* **Given task**
Extract all lines containing "Prior".

* **Record excerpts**
>>>>>
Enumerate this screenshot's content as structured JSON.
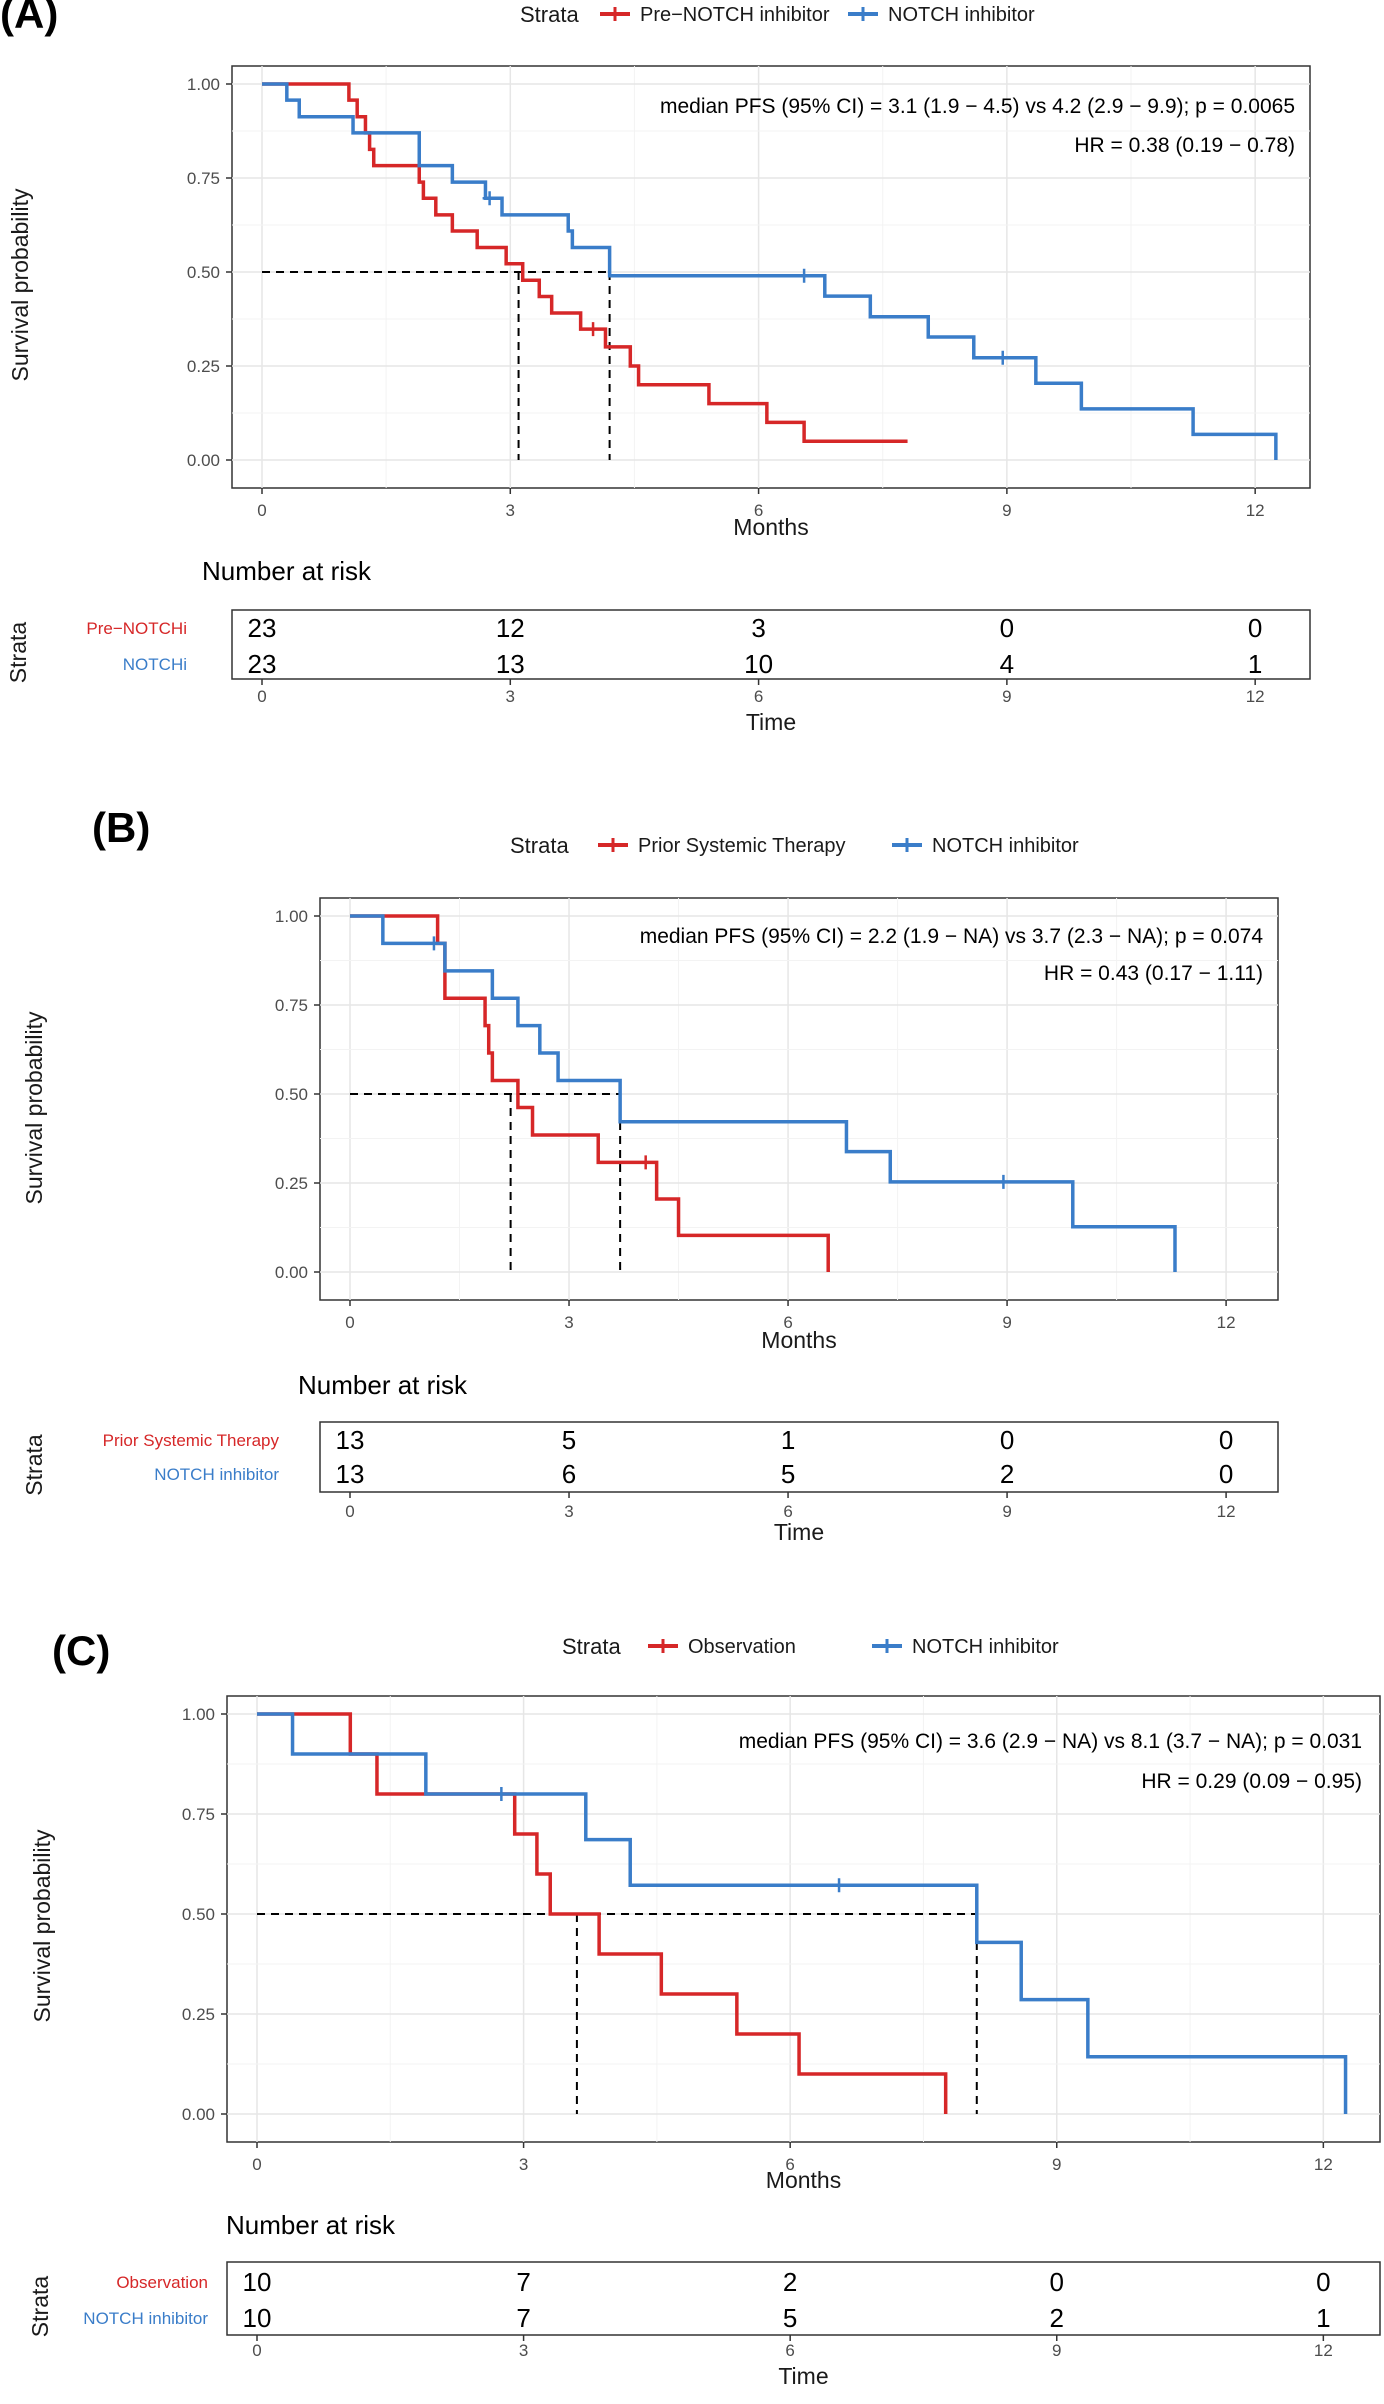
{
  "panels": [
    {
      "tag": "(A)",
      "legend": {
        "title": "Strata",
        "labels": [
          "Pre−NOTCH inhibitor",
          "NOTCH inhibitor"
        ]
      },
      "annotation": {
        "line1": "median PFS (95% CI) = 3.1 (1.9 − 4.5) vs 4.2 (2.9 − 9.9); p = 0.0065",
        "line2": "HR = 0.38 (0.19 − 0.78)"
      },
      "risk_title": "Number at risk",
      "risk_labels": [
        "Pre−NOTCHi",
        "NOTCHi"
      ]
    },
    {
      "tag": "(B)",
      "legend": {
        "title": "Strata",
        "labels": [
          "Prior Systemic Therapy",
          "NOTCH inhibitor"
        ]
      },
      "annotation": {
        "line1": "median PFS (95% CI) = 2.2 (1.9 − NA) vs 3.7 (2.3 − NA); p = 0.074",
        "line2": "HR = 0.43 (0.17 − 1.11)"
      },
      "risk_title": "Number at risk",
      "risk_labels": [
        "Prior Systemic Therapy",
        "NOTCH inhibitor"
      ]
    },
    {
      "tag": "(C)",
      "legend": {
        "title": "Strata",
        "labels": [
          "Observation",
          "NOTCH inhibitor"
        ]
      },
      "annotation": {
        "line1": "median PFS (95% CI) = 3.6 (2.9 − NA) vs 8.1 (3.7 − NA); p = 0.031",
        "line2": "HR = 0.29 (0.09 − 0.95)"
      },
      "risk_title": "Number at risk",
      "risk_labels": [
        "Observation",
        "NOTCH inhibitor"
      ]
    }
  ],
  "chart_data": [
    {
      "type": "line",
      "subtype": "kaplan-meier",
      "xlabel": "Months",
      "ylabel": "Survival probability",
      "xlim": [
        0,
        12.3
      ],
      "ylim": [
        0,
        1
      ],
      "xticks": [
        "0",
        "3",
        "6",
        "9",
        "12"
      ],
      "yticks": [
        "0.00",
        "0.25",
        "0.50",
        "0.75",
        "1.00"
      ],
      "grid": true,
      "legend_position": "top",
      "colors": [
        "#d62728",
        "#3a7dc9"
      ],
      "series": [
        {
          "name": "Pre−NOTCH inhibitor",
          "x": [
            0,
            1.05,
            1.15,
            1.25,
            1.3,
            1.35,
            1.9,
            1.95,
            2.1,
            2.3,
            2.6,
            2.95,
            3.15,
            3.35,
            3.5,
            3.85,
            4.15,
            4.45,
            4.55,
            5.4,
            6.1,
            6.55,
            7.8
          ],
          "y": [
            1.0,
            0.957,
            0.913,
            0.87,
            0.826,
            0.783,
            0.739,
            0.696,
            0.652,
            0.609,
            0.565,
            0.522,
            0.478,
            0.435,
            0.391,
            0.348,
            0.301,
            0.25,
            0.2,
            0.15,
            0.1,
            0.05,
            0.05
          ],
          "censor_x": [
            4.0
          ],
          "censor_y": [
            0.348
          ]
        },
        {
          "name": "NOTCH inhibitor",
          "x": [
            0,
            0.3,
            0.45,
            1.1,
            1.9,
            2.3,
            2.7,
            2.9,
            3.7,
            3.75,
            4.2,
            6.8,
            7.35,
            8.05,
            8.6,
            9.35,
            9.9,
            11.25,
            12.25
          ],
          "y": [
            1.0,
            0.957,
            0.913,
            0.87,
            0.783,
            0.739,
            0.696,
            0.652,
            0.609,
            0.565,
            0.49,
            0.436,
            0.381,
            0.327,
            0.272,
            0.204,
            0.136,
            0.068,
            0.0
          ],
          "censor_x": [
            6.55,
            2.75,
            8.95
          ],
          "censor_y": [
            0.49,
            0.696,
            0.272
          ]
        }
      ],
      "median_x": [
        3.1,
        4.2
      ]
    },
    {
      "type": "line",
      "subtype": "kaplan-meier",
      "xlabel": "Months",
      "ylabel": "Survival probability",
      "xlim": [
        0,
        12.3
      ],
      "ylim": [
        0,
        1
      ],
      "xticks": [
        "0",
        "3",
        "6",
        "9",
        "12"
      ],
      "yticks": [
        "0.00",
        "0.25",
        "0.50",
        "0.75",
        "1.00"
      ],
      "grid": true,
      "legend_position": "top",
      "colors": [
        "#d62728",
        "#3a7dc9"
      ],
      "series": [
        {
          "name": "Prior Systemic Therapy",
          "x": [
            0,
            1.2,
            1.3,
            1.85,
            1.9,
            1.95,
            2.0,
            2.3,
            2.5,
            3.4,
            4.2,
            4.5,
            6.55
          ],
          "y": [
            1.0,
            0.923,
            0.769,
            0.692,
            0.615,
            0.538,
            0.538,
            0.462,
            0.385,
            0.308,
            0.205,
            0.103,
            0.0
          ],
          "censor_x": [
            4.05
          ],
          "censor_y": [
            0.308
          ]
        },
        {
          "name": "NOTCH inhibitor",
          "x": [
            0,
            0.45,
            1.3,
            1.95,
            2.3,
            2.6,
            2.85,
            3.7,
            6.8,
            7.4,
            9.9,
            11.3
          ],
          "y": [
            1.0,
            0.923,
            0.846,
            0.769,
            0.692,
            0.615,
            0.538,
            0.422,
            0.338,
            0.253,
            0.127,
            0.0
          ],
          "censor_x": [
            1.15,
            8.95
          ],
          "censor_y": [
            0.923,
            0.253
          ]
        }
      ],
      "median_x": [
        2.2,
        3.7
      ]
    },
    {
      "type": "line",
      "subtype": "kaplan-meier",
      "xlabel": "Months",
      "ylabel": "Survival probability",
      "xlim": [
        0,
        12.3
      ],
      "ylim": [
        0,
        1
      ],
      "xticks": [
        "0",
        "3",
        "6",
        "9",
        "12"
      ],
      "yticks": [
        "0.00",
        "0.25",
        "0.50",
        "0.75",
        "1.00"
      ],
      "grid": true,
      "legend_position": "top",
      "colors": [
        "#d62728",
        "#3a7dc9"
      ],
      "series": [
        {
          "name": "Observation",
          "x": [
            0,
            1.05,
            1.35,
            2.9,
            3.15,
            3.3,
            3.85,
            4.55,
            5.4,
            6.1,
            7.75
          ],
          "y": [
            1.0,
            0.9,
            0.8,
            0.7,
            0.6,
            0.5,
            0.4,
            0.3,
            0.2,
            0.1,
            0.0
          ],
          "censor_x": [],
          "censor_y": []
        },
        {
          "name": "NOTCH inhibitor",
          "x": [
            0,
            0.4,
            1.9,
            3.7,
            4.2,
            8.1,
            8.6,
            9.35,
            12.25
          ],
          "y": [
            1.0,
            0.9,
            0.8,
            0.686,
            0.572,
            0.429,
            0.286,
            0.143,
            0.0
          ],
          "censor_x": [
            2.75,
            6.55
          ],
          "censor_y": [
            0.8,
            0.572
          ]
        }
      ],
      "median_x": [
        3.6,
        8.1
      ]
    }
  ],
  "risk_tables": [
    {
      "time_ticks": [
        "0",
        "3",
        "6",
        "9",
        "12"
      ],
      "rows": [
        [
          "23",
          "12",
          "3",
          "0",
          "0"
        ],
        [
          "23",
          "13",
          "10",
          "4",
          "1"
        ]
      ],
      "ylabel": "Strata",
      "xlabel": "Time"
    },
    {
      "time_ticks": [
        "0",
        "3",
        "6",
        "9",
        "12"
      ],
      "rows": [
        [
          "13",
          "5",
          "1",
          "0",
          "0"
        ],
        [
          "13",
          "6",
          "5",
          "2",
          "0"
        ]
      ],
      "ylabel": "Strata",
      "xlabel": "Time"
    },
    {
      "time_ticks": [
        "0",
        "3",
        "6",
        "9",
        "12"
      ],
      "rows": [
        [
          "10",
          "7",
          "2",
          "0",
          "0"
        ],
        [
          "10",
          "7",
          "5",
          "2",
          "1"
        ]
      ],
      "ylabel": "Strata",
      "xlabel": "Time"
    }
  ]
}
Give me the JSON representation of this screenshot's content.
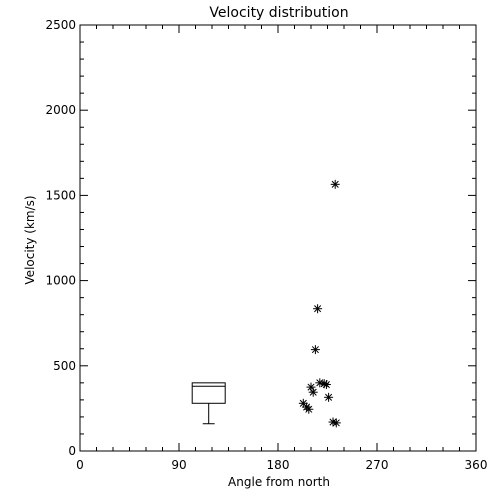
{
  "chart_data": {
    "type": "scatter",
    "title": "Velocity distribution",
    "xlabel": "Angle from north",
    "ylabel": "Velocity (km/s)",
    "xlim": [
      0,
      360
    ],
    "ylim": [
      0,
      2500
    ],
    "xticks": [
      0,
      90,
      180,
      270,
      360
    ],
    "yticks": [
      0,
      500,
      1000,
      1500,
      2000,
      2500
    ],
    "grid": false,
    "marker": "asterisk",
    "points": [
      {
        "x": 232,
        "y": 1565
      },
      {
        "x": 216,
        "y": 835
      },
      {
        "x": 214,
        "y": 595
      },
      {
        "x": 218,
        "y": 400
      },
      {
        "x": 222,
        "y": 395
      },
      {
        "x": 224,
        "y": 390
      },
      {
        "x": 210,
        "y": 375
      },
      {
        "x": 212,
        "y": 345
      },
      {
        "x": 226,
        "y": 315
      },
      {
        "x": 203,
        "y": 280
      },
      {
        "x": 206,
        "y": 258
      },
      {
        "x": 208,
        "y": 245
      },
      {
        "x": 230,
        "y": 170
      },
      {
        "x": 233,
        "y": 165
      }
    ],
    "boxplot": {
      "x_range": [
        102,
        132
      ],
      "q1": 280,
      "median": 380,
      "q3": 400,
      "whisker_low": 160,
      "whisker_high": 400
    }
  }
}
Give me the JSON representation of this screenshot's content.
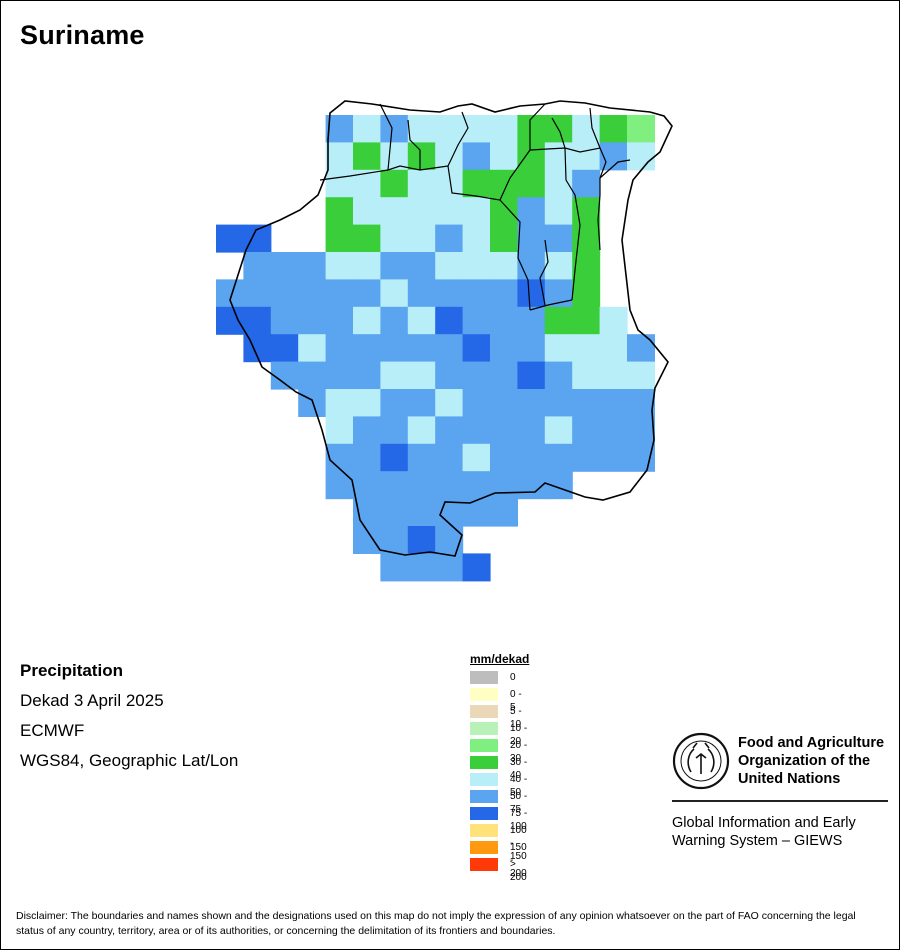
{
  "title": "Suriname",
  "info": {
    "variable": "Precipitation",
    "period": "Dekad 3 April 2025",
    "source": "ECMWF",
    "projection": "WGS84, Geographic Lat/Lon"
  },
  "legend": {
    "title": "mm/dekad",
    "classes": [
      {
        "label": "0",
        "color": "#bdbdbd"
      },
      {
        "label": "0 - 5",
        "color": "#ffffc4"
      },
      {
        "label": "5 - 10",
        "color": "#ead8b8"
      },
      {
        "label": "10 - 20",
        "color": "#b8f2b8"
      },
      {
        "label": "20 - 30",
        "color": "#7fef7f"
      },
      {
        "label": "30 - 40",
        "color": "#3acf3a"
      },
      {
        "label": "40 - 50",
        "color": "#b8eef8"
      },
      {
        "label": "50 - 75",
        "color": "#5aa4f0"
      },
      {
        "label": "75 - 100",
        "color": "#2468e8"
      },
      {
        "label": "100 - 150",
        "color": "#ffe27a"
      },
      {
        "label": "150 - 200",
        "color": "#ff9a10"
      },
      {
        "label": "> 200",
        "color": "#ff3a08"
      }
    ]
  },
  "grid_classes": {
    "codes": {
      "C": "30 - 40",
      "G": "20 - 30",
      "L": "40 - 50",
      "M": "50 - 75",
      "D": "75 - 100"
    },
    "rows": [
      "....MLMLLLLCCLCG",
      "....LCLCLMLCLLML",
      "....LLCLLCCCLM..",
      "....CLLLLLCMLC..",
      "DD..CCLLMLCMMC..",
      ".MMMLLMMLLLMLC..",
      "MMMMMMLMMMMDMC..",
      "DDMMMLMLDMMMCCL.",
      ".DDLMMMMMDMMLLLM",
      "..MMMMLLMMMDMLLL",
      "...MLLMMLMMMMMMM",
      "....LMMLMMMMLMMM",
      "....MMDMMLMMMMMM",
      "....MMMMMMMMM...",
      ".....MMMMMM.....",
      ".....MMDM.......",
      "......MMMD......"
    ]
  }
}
<<<<<
* **Reply**
          "Prior Systemic Therapy",
        "Prior Systemic Therapy",
          "name": "Prior Systemic Therapy",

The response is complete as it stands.